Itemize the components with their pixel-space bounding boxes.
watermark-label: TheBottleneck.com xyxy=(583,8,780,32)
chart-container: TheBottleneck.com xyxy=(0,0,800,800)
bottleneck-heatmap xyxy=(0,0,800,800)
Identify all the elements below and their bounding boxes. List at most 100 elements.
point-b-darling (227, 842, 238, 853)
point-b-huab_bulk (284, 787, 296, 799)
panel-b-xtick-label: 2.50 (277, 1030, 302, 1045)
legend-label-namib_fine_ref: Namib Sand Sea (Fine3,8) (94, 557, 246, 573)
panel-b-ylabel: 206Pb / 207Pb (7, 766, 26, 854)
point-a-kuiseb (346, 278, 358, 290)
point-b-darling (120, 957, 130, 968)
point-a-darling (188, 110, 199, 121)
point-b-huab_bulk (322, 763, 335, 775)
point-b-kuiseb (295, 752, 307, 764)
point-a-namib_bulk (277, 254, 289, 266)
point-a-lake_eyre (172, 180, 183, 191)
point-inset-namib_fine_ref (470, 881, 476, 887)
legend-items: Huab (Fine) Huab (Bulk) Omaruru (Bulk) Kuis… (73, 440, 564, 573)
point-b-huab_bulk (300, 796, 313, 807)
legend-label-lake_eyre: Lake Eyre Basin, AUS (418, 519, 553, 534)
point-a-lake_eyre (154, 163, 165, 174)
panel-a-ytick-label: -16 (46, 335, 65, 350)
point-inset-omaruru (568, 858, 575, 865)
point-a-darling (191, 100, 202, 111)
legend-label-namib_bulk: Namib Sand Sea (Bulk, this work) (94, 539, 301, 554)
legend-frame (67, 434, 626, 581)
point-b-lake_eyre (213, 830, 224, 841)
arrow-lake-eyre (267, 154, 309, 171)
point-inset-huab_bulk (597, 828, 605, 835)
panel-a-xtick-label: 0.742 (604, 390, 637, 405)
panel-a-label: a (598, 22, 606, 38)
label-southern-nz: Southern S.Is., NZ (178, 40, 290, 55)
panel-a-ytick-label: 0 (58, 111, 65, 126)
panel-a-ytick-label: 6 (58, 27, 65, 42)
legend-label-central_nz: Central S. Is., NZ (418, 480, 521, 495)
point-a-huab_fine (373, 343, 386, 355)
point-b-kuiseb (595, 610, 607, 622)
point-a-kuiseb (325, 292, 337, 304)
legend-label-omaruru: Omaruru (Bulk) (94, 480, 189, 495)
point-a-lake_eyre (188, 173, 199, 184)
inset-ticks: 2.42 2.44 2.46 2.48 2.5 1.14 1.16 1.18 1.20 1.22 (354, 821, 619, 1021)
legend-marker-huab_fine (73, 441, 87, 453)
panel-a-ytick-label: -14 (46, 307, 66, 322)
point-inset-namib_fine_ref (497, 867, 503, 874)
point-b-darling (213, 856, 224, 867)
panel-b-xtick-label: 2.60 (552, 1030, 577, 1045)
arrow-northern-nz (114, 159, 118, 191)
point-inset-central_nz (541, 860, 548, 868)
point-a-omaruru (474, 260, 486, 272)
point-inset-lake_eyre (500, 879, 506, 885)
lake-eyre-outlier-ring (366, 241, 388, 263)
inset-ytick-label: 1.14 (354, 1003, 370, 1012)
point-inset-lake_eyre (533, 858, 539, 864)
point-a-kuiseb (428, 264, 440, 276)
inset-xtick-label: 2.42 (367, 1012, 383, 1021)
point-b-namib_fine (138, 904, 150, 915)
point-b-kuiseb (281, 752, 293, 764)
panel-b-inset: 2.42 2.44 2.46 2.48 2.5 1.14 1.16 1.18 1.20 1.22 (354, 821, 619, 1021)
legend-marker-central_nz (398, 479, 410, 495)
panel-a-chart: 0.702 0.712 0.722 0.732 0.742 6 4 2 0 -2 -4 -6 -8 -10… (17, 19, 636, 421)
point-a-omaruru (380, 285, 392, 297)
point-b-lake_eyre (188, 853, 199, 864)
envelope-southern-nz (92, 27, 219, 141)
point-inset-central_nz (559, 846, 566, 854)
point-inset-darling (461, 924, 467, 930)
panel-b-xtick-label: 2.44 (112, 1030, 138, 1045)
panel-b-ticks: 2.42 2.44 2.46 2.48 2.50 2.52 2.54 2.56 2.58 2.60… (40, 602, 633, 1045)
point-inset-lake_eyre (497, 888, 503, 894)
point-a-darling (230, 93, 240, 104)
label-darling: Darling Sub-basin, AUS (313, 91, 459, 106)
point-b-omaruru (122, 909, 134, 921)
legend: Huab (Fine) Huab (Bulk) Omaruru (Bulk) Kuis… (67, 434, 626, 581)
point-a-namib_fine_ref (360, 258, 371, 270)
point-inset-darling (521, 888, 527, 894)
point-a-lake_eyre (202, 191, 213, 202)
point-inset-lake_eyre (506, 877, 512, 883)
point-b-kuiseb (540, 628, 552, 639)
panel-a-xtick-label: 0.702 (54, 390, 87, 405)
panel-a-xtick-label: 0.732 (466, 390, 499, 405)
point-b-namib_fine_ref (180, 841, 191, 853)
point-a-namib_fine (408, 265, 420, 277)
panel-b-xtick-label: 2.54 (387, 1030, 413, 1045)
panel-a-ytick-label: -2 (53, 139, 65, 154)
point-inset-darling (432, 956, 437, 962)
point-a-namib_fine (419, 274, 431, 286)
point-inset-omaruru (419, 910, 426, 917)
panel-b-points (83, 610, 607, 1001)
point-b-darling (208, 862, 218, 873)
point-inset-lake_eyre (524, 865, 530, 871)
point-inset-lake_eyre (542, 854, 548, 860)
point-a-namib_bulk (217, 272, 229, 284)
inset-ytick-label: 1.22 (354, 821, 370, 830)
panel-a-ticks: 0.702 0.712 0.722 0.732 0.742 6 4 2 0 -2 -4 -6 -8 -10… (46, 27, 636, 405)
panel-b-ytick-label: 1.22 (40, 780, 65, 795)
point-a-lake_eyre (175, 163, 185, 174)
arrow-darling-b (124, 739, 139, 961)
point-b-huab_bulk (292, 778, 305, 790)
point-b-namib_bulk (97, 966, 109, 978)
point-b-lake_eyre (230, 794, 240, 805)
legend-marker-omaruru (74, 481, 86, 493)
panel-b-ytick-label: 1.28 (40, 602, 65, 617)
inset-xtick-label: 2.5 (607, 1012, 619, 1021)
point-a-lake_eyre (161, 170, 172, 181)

***

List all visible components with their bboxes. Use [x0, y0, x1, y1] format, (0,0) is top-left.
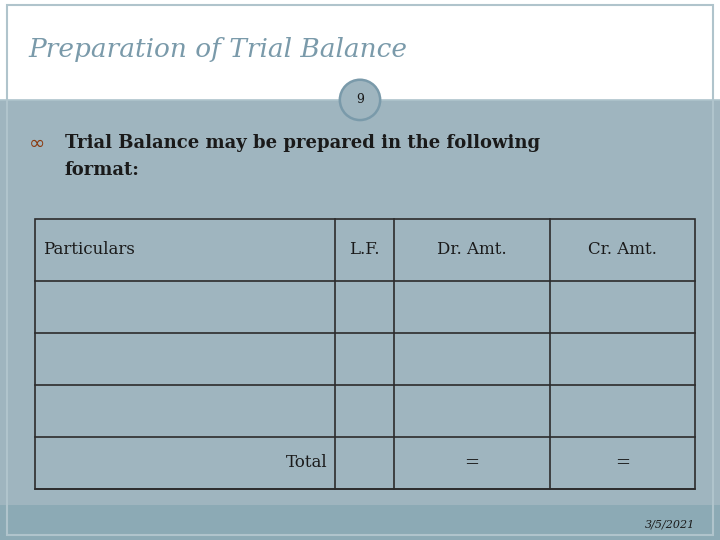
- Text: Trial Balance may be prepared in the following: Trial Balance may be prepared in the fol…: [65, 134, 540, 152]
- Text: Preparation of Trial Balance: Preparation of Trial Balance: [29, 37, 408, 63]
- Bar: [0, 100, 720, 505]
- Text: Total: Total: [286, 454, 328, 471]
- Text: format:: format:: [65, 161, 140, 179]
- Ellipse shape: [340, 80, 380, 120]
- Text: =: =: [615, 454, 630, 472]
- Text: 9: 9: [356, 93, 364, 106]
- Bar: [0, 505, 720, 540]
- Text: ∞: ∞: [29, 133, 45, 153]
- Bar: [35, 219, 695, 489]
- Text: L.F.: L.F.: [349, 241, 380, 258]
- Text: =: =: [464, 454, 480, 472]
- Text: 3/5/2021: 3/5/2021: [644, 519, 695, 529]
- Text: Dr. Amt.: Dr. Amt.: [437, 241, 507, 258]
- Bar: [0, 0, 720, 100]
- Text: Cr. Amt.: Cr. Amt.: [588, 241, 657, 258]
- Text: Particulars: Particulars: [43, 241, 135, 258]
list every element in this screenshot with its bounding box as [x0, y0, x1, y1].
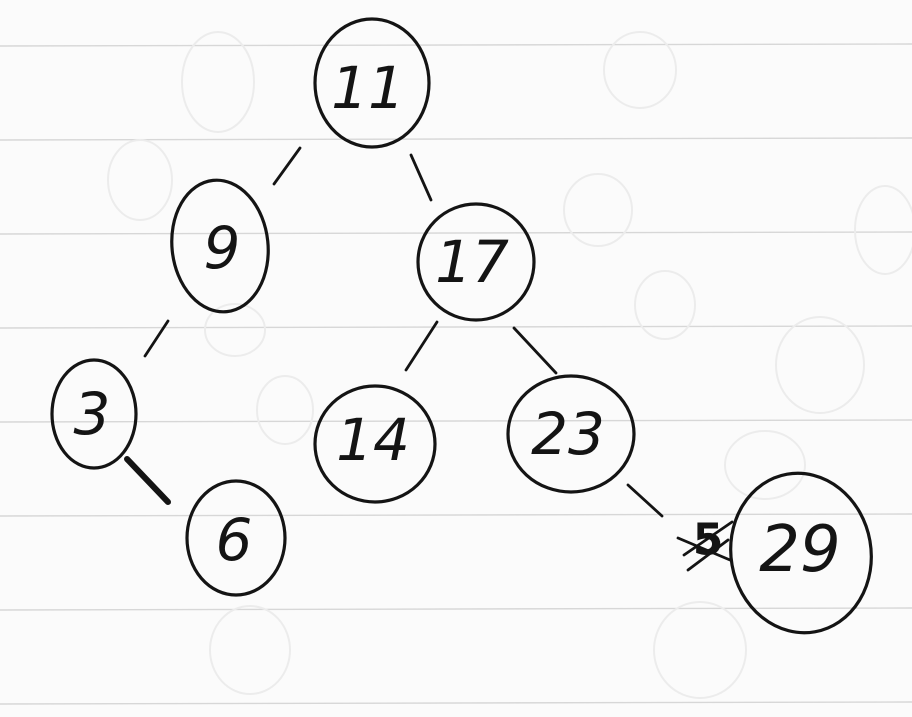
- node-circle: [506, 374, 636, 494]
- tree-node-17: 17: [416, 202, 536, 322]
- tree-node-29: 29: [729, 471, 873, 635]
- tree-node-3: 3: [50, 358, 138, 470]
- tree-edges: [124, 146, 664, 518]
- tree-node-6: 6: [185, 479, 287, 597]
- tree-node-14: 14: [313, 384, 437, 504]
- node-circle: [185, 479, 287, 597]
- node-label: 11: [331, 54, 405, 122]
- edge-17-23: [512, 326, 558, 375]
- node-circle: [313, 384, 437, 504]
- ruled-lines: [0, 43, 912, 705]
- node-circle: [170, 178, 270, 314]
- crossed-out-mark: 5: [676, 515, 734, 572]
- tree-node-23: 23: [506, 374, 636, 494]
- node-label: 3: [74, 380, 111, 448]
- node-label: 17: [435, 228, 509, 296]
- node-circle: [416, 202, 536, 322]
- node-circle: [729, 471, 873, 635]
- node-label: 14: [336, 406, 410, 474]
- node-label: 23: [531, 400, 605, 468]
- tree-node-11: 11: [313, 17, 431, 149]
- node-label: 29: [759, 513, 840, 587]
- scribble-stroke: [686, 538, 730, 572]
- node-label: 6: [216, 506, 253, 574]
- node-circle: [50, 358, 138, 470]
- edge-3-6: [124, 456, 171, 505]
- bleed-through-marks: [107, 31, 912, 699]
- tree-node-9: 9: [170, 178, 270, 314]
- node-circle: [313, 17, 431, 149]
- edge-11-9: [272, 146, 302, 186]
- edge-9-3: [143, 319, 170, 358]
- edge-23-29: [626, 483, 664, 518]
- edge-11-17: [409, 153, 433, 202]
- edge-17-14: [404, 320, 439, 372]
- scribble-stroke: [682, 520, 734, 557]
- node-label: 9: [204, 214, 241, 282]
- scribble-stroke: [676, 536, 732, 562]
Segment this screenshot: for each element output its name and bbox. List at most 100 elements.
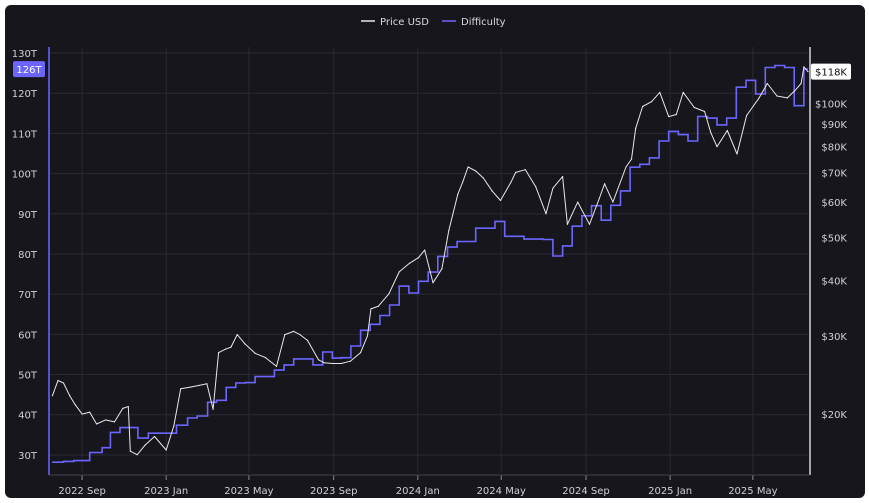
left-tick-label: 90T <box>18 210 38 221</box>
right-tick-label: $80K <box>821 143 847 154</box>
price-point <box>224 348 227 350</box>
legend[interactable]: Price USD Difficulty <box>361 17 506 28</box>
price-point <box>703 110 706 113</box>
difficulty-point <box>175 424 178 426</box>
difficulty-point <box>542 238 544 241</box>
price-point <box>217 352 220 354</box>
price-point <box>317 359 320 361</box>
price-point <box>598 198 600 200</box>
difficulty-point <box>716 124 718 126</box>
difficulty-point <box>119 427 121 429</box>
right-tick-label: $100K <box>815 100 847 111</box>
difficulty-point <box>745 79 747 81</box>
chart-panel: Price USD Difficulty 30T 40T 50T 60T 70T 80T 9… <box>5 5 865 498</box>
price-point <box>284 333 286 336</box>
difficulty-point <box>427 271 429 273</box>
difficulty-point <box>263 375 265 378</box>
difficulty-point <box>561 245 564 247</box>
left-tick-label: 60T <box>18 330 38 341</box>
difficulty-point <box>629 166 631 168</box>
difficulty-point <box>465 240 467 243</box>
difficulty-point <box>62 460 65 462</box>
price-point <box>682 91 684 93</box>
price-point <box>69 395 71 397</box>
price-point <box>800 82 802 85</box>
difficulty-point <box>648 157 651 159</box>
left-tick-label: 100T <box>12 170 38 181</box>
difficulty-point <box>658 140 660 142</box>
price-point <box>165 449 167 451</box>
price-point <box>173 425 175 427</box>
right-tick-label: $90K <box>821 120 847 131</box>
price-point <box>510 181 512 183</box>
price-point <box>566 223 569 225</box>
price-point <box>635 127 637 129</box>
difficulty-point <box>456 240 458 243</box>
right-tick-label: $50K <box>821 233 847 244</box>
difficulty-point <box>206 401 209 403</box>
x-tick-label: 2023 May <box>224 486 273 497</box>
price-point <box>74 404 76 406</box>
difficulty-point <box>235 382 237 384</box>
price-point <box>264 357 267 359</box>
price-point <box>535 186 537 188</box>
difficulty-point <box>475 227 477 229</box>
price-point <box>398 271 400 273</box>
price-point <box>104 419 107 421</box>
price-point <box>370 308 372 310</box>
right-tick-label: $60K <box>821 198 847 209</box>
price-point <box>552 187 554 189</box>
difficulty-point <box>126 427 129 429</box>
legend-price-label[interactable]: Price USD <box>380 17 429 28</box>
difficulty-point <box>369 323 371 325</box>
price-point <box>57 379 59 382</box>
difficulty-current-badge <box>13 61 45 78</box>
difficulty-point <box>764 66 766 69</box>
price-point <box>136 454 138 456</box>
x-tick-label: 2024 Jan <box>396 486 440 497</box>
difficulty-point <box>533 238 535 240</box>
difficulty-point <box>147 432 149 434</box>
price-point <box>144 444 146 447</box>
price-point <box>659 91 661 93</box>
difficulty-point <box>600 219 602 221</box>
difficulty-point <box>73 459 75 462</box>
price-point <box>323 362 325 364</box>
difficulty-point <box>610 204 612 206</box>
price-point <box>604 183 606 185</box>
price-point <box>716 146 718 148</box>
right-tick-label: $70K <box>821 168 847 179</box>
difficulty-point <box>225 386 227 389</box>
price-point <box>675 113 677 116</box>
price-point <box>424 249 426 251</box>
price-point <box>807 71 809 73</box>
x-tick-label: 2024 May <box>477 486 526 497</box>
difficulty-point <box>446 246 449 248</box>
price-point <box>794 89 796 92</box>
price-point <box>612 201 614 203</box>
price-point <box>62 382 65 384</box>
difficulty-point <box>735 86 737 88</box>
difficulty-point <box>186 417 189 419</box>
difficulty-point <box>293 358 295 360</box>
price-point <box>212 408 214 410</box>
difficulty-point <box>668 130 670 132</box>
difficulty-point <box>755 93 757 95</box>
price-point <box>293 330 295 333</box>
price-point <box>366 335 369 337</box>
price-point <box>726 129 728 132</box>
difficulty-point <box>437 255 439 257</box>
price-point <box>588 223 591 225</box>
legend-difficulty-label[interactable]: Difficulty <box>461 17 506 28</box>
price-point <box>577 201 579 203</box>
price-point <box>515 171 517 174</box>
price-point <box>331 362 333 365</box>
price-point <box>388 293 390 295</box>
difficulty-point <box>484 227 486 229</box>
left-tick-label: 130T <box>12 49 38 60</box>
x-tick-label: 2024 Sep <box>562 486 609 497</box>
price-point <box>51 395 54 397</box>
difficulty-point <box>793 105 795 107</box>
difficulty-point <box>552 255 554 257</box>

***

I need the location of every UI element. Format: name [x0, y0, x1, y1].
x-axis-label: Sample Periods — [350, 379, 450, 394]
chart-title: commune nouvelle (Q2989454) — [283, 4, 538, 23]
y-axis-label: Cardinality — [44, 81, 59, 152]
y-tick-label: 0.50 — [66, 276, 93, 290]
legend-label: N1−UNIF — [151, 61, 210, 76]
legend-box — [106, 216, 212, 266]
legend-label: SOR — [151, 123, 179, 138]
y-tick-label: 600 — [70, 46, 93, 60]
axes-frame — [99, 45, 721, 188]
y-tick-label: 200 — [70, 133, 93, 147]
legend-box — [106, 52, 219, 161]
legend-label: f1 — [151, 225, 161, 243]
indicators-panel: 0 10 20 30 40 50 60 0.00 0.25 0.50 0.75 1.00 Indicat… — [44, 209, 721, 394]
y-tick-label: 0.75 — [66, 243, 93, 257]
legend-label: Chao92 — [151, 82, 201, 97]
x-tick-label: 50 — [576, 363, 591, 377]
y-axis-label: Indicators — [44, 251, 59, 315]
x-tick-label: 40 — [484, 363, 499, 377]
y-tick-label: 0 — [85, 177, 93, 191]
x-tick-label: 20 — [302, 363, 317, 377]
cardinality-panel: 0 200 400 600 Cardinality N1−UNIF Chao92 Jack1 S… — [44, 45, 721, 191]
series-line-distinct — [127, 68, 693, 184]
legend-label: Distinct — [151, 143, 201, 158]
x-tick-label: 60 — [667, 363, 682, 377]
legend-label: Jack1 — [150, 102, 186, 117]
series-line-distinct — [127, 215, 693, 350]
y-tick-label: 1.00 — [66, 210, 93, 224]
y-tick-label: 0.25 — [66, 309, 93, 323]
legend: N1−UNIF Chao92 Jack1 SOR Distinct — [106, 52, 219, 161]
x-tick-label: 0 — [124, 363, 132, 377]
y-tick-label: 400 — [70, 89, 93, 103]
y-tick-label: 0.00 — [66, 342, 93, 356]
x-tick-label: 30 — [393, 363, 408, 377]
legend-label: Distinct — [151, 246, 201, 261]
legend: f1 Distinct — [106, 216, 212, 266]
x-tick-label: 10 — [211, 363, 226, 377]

***

> [PROBLEM REQUIREMENTS] Copy out the data from the line with "I need the location" up to and including the line with "indicators-panel: 0 10", keeping every line as it is.

> [EXPECTED OUTPUT]
I need the location of every UI element. Format: name [x0, y0, x1, y1].
x-axis-label: Sample Periods — [350, 379, 450, 394]
chart-title: commune nouvelle (Q2989454) — [283, 4, 538, 23]
y-axis-label: Cardinality — [44, 81, 59, 152]
y-tick-label: 0.50 — [66, 276, 93, 290]
legend-label: N1−UNIF — [151, 61, 210, 76]
legend-box — [106, 216, 212, 266]
legend-label: SOR — [151, 123, 179, 138]
y-tick-label: 600 — [70, 46, 93, 60]
axes-frame — [99, 45, 721, 188]
y-tick-label: 200 — [70, 133, 93, 147]
legend-box — [106, 52, 219, 161]
legend-label: f1 — [151, 225, 161, 243]
indicators-panel: 0 10 20 30 40 50 60 0.00 0.25 0.50 0.75 1.00 Indicat… — [44, 209, 721, 394]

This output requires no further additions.